__Records for the task__

========

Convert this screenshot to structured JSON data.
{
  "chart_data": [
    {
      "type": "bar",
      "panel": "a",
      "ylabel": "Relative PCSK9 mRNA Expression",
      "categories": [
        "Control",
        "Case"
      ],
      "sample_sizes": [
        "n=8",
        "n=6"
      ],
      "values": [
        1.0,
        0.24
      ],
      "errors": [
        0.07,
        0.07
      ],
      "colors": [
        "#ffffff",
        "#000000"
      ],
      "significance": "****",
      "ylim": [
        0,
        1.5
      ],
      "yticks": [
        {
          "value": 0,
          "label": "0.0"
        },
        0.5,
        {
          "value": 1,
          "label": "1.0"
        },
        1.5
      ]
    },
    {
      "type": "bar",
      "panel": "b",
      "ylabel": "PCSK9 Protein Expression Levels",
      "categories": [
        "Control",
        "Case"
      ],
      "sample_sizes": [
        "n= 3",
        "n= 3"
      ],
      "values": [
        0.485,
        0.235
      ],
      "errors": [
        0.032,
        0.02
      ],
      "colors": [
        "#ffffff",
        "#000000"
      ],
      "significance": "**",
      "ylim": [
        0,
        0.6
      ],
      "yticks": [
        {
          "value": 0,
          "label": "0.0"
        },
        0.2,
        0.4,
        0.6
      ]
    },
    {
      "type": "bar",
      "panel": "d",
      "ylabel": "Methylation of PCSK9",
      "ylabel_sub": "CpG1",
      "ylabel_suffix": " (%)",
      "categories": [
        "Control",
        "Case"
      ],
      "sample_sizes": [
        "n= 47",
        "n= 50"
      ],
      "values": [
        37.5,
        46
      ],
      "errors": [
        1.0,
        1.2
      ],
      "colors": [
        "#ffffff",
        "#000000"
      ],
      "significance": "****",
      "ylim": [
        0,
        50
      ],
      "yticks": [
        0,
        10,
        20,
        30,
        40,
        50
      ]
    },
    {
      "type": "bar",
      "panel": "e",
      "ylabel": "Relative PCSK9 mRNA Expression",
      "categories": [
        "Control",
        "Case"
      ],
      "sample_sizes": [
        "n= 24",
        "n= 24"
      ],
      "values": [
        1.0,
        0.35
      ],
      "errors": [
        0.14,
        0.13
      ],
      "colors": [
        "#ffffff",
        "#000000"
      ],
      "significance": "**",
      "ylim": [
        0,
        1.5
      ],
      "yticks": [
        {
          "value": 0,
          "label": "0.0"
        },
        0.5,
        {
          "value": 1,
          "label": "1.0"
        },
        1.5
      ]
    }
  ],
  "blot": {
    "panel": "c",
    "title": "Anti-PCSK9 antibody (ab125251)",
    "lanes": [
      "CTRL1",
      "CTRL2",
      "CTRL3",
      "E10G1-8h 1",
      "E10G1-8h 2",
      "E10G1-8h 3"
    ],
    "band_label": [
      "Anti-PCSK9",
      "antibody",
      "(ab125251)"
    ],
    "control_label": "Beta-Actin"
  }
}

========

__Task directions__
Print the entire set of records again, exactly.

__Result__
Convert this screenshot to structured JSON data.
{
  "chart_data": [
    {
      "type": "bar",
      "panel": "a",
      "ylabel": "Relative PCSK9 mRNA Expression",
      "categories": [
        "Control",
        "Case"
      ],
      "sample_sizes": [
        "n=8",
        "n=6"
      ],
      "values": [
        1.0,
        0.24
      ],
      "errors": [
        0.07,
        0.07
      ],
      "colors": [
        "#ffffff",
        "#000000"
      ],
      "significance": "****",
      "ylim": [
        0,
        1.5
      ],
      "yticks": [
        {
          "value": 0,
          "label": "0.0"
        },
        0.5,
        {
          "value": 1,
          "label": "1.0"
        },
        1.5
      ]
    },
    {
      "type": "bar",
      "panel": "b",
      "ylabel": "PCSK9 Protein Expression Levels",
      "categories": [
        "Control",
        "Case"
      ],
      "sample_sizes": [
        "n= 3",
        "n= 3"
      ],
      "values": [
        0.485,
        0.235
      ],
      "errors": [
        0.032,
        0.02
      ],
      "colors": [
        "#ffffff",
        "#000000"
      ],
      "significance": "**",
      "ylim": [
        0,
        0.6
      ],
      "yticks": [
        {
          "value": 0,
          "label": "0.0"
        },
        0.2,
        0.4,
        0.6
      ]
    },
    {
      "type": "bar",
      "panel": "d",
      "ylabel": "Methylation of PCSK9",
      "ylabel_sub": "CpG1",
      "ylabel_suffix": " (%)",
      "categories": [
        "Control",
        "Case"
      ],
      "sample_sizes": [
        "n= 47",
        "n= 50"
      ],
      "values": [
        37.5,
        46
      ],
      "errors": [
        1.0,
        1.2
      ],
      "colors": [
        "#ffffff",
        "#000000"
      ],
      "significance": "****",
      "ylim": [
        0,
        50
      ],
      "yticks": [
        0,
        10,
        20,
        30,
        40,
        50
      ]
    },
    {
      "type": "bar",
      "panel": "e",
      "ylabel": "Relative PCSK9 mRNA Expression",
      "categories": [
        "Control",
        "Case"
      ],
      "sample_sizes": [
        "n= 24",
        "n= 24"
      ],
      "values": [
        1.0,
        0.35
      ],
      "errors": [
        0.14,
        0.13
      ],
      "colors": [
        "#ffffff",
        "#000000"
      ],
      "significance": "**",
      "ylim": [
        0,
        1.5
      ],
      "yticks": [
        {
          "value": 0,
          "label": "0.0"
        },
        0.5,
        {
          "value": 1,
          "label": "1.0"
        },
        1.5
      ]
    }
  ],
  "blot": {
    "panel": "c",
    "title": "Anti-PCSK9 antibody (ab125251)",
    "lanes": [
      "CTRL1",
      "CTRL2",
      "CTRL3",
      "E10G1-8h 1",
      "E10G1-8h 2",
      "E10G1-8h 3"
    ],
    "band_label": [
      "Anti-PCSK9",
      "antibody",
      "(ab125251)"
    ],
    "control_label": "Beta-Actin"
  }
}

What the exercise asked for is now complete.